**DIRECTIVE**
Your task is to copy every line of the entries that contains "Visitors".

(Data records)
►
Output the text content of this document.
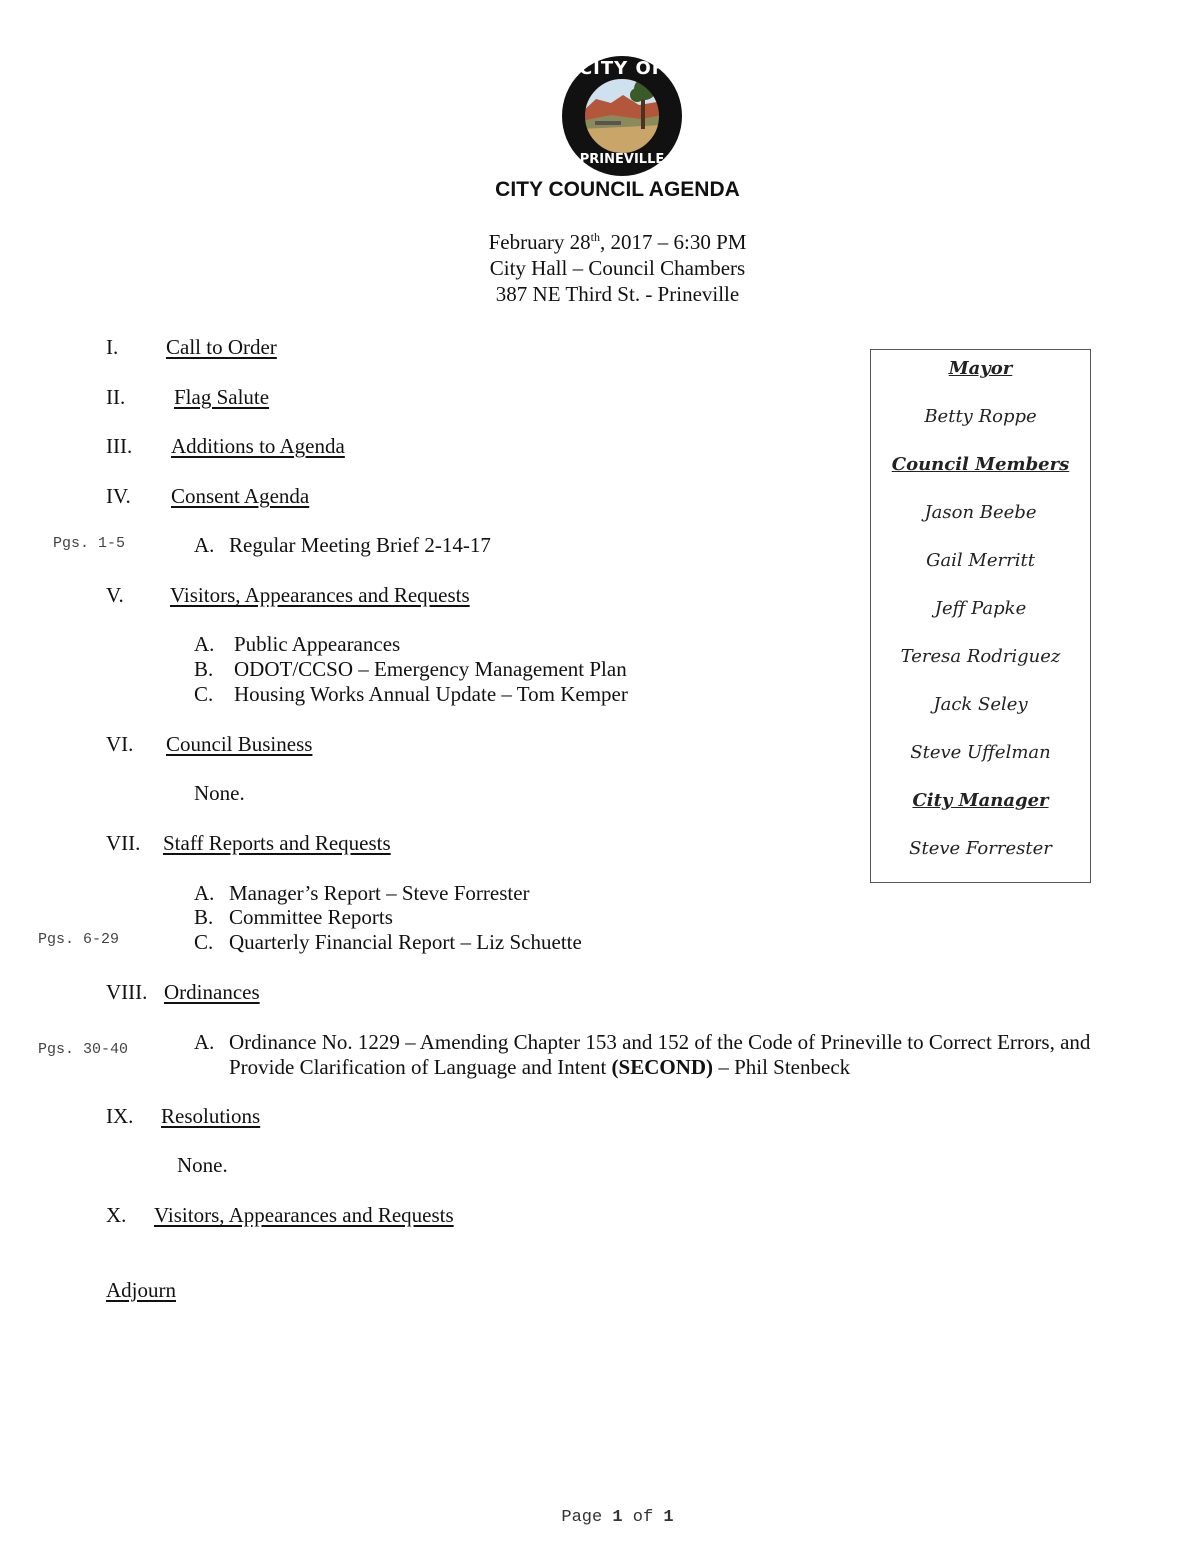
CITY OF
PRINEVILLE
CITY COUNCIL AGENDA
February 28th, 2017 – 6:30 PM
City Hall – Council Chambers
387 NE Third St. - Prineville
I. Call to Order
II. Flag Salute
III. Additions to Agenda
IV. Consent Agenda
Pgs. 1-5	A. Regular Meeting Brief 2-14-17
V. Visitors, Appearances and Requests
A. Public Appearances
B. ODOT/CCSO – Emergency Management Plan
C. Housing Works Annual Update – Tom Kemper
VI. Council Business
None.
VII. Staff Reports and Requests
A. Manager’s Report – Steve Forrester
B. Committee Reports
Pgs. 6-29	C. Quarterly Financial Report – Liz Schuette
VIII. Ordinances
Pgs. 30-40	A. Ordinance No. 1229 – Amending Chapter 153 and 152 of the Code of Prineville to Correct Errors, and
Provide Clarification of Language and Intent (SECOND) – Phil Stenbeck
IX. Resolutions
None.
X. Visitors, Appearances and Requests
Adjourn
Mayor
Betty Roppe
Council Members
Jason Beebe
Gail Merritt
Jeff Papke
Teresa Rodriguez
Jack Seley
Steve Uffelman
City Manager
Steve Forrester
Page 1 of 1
◄
**FINAL RESULT**
V. Visitors, Appearances and Requests
X. Visitors, Appearances and Requests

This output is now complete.